DIRECTIONS FOR THIS TASK: Make an exact copy of the entries below with the pictures removed.

[start GIVEN DATA]

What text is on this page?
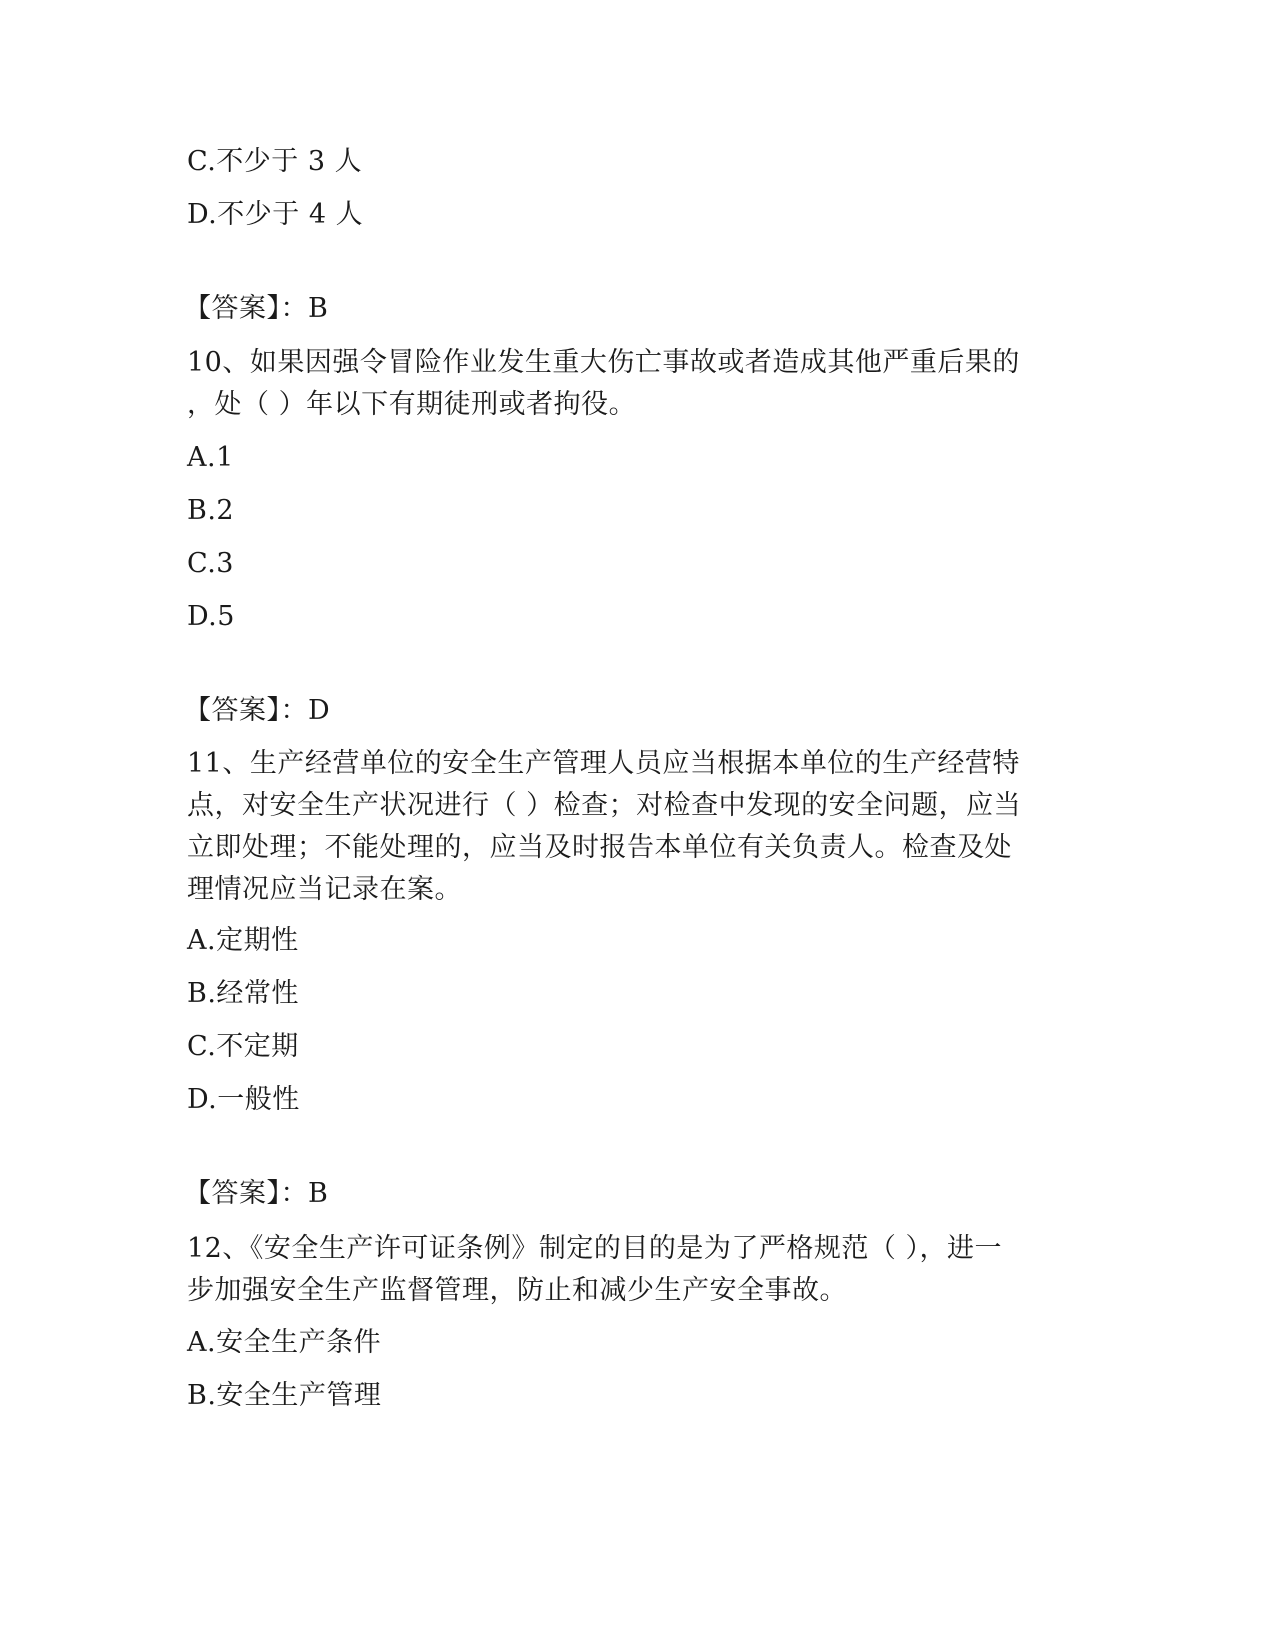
C.不少于 3 人
D.不少于 4 人
【答案】：B
10、如果因强令冒险作业发生重大伤亡事故或者造成其他严重后果的
，处（ ）年以下有期徒刑或者拘役。
A.1
B.2
C.3
D.5
【答案】：D
11、生产经营单位的安全生产管理人员应当根据本单位的生产经营特
点，对安全生产状况进行（ ）检查；对检查中发现的安全问题，应当
立即处理；不能处理的，应当及时报告本单位有关负责人。检查及处
理情况应当记录在案。
A.定期性
B.经常性
C.不定期
D.一般性
【答案】：B
12、《安全生产许可证条例》制定的目的是为了严格规范（ ），进一
步加强安全生产监督管理，防止和减少生产安全事故。
A.安全生产条件
B.安全生产管理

[end GIVEN DATA]

SOLUTION:
What text is on this page?
C.不少于 3 人
D.不少于 4 人
【答案】：B
10、如果因强令冒险作业发生重大伤亡事故或者造成其他严重后果的
，处（ ）年以下有期徒刑或者拘役。
A.1
B.2
C.3
D.5
【答案】：D
11、生产经营单位的安全生产管理人员应当根据本单位的生产经营特
点，对安全生产状况进行（ ）检查；对检查中发现的安全问题，应当
立即处理；不能处理的，应当及时报告本单位有关负责人。检查及处
理情况应当记录在案。
A.定期性
B.经常性
C.不定期
D.一般性
【答案】：B
12、《安全生产许可证条例》制定的目的是为了严格规范（ ），进一
步加强安全生产监督管理，防止和减少生产安全事故。
A.安全生产条件
B.安全生产管理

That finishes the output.